Exercise
The records below must be duplicated exactly, character for character.

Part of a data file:
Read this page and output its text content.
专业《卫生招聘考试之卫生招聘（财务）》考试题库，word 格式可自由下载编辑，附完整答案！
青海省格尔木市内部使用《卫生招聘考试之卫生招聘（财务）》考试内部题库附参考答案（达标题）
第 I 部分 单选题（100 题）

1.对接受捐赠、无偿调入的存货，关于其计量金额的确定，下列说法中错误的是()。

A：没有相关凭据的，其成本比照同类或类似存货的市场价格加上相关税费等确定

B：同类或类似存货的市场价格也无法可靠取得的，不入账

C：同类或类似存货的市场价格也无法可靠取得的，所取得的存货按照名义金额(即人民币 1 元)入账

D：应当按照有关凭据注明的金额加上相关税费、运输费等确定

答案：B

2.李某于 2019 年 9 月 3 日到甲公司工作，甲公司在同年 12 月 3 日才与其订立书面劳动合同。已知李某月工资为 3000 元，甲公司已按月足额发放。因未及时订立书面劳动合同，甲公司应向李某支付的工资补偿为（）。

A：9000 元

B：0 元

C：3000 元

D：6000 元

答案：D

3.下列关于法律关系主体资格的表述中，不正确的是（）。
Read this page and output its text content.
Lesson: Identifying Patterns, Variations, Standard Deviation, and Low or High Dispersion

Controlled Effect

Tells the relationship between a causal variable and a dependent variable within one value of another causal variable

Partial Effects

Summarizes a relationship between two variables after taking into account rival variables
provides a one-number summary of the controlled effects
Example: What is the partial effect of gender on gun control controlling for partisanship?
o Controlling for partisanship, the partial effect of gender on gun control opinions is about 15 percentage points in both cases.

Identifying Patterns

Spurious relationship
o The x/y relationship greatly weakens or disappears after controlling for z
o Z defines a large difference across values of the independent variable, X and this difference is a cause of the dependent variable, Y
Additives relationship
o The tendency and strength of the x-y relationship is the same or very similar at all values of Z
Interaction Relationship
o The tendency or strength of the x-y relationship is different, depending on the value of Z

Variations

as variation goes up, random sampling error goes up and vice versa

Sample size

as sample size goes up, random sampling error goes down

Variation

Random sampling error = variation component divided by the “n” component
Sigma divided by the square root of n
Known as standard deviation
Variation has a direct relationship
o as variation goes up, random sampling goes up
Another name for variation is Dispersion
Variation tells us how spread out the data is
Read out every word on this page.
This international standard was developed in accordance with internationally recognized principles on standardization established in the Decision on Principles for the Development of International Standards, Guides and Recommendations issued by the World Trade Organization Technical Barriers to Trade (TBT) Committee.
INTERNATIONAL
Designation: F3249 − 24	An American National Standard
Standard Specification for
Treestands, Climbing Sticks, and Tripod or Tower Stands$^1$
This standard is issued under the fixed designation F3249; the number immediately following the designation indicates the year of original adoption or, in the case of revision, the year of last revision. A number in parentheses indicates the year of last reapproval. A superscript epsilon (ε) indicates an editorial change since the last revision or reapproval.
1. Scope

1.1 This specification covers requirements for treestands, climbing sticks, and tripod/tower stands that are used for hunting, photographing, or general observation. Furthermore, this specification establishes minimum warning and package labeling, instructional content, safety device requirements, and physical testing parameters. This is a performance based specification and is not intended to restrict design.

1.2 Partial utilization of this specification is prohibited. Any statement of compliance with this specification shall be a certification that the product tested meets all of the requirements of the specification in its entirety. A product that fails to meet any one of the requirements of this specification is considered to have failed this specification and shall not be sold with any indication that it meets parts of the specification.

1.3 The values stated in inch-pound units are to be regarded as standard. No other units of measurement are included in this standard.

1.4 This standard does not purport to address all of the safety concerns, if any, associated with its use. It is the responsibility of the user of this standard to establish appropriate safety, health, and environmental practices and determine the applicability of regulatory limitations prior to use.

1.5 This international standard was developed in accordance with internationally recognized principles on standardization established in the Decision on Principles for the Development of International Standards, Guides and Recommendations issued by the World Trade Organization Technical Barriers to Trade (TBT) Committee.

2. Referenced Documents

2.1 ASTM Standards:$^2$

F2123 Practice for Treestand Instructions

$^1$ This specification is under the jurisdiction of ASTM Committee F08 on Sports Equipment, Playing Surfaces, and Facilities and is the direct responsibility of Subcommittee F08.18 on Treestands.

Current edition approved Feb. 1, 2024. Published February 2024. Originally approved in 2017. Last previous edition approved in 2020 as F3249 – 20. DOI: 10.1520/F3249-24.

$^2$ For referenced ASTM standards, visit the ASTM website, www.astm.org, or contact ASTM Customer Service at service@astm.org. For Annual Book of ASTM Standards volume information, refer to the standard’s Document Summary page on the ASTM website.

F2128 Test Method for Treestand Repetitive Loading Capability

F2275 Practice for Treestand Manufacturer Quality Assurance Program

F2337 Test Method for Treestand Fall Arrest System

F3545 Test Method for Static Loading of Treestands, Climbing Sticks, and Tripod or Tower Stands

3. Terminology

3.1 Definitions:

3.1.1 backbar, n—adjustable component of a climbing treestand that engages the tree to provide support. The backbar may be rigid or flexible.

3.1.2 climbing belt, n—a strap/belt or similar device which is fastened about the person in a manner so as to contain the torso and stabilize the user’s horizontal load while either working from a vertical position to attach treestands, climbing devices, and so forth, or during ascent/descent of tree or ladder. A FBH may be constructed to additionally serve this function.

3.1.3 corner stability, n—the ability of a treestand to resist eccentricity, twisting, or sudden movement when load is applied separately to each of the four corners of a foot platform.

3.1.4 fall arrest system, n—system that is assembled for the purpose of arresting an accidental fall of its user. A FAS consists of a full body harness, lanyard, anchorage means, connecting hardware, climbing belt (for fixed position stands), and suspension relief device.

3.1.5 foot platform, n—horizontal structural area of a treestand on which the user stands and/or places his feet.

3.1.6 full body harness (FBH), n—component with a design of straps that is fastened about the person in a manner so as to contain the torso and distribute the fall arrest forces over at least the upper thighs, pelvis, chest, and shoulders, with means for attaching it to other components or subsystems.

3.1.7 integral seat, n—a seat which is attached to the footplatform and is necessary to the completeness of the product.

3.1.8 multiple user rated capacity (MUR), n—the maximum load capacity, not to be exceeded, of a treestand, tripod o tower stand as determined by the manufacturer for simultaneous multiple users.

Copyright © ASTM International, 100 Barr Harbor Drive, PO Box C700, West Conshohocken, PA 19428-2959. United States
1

Exercise answer
Read this page and output its text content.
专业《卫生招聘考试之卫生招聘（财务）》考试题库，word 格式可自由下载编辑，附完整答案！
青海省格尔木市内部使用《卫生招聘考试之卫生招聘（财务）》考试内部题库附参考答案（达标题）
第 I 部分 单选题（100 题）

1.对接受捐赠、无偿调入的存货，关于其计量金额的确定，下列说法中错误的是()。

A：没有相关凭据的，其成本比照同类或类似存货的市场价格加上相关税费等确定

B：同类或类似存货的市场价格也无法可靠取得的，不入账

C：同类或类似存货的市场价格也无法可靠取得的，所取得的存货按照名义金额(即人民币 1 元)入账

D：应当按照有关凭据注明的金额加上相关税费、运输费等确定

答案：B

2.李某于 2019 年 9 月 3 日到甲公司工作，甲公司在同年 12 月 3 日才与其订立书面劳动合同。已知李某月工资为 3000 元，甲公司已按月足额发放。因未及时订立书面劳动合同，甲公司应向李某支付的工资补偿为（）。

A：9000 元

B：0 元

C：3000 元

D：6000 元

答案：D

3.下列关于法律关系主体资格的表述中，不正确的是（）。
Read this page and output its text content.
Lesson: Identifying Patterns, Variations, Standard Deviation, and Low or High Dispersion

Controlled Effect

Tells the relationship between a causal variable and a dependent variable within one value of another causal variable

Partial Effects

Summarizes a relationship between two variables after taking into account rival variables
provides a one-number summary of the controlled effects
Example: What is the partial effect of gender on gun control controlling for partisanship?
o Controlling for partisanship, the partial effect of gender on gun control opinions is about 15 percentage points in both cases.

Identifying Patterns

Spurious relationship
o The x/y relationship greatly weakens or disappears after controlling for z
o Z defines a large difference across values of the independent variable, X and this difference is a cause of the dependent variable, Y
Additives relationship
o The tendency and strength of the x-y relationship is the same or very similar at all values of Z
Interaction Relationship
o The tendency or strength of the x-y relationship is different, depending on the value of Z

Variations

as variation goes up, random sampling error goes up and vice versa

Sample size

as sample size goes up, random sampling error goes down

Variation

Random sampling error = variation component divided by the “n” component
Sigma divided by the square root of n
Known as standard deviation
Variation has a direct relationship
o as variation goes up, random sampling goes up
Another name for variation is Dispersion
Variation tells us how spread out the data is
Read out every word on this page.
This international standard was developed in accordance with internationally recognized principles on standardization established in the Decision on Principles for the Development of International Standards, Guides and Recommendations issued by the World Trade Organization Technical Barriers to Trade (TBT) Committee.
INTERNATIONAL
Designation: F3249 − 24	An American National Standard
Standard Specification for
Treestands, Climbing Sticks, and Tripod or Tower Stands$^1$
This standard is issued under the fixed designation F3249; the number immediately following the designation indicates the year of original adoption or, in the case of revision, the year of last revision. A number in parentheses indicates the year of last reapproval. A superscript epsilon (ε) indicates an editorial change since the last revision or reapproval.
1. Scope

1.1 This specification covers requirements for treestands, climbing sticks, and tripod/tower stands that are used for hunting, photographing, or general observation. Furthermore, this specification establishes minimum warning and package labeling, instructional content, safety device requirements, and physical testing parameters. This is a performance based specification and is not intended to restrict design.

1.2 Partial utilization of this specification is prohibited. Any statement of compliance with this specification shall be a certification that the product tested meets all of the requirements of the specification in its entirety. A product that fails to meet any one of the requirements of this specification is considered to have failed this specification and shall not be sold with any indication that it meets parts of the specification.

1.3 The values stated in inch-pound units are to be regarded as standard. No other units of measurement are included in this standard.

1.4 This standard does not purport to address all of the safety concerns, if any, associated with its use. It is the responsibility of the user of this standard to establish appropriate safety, health, and environmental practices and determine the applicability of regulatory limitations prior to use.

1.5 This international standard was developed in accordance with internationally recognized principles on standardization established in the Decision on Principles for the Development of International Standards, Guides and Recommendations issued by the World Trade Organization Technical Barriers to Trade (TBT) Committee.

2. Referenced Documents

2.1 ASTM Standards:$^2$

F2123 Practice for Treestand Instructions

$^1$ This specification is under the jurisdiction of ASTM Committee F08 on Sports Equipment, Playing Surfaces, and Facilities and is the direct responsibility of Subcommittee F08.18 on Treestands.

Current edition approved Feb. 1, 2024. Published February 2024. Originally approved in 2017. Last previous edition approved in 2020 as F3249 – 20. DOI: 10.1520/F3249-24.

$^2$ For referenced ASTM standards, visit the ASTM website, www.astm.org, or contact ASTM Customer Service at service@astm.org. For Annual Book of ASTM Standards volume information, refer to the standard’s Document Summary page on the ASTM website.

F2128 Test Method for Treestand Repetitive Loading Capability

F2275 Practice for Treestand Manufacturer Quality Assurance Program

F2337 Test Method for Treestand Fall Arrest System

F3545 Test Method for Static Loading of Treestands, Climbing Sticks, and Tripod or Tower Stands

3. Terminology

3.1 Definitions:

3.1.1 backbar, n—adjustable component of a climbing treestand that engages the tree to provide support. The backbar may be rigid or flexible.

3.1.2 climbing belt, n—a strap/belt or similar device which is fastened about the person in a manner so as to contain the torso and stabilize the user’s horizontal load while either working from a vertical position to attach treestands, climbing devices, and so forth, or during ascent/descent of tree or ladder. A FBH may be constructed to additionally serve this function.

3.1.3 corner stability, n—the ability of a treestand to resist eccentricity, twisting, or sudden movement when load is applied separately to each of the four corners of a foot platform.

3.1.4 fall arrest system, n—system that is assembled for the purpose of arresting an accidental fall of its user. A FAS consists of a full body harness, lanyard, anchorage means, connecting hardware, climbing belt (for fixed position stands), and suspension relief device.

3.1.5 foot platform, n—horizontal structural area of a treestand on which the user stands and/or places his feet.

3.1.6 full body harness (FBH), n—component with a design of straps that is fastened about the person in a manner so as to contain the torso and distribute the fall arrest forces over at least the upper thighs, pelvis, chest, and shoulders, with means for attaching it to other components or subsystems.

3.1.7 integral seat, n—a seat which is attached to the footplatform and is necessary to the completeness of the product.

3.1.8 multiple user rated capacity (MUR), n—the maximum load capacity, not to be exceeded, of a treestand, tripod o tower stand as determined by the manufacturer for simultaneous multiple users.

Copyright © ASTM International, 100 Barr Harbor Drive, PO Box C700, West Conshohocken, PA 19428-2959. United States
1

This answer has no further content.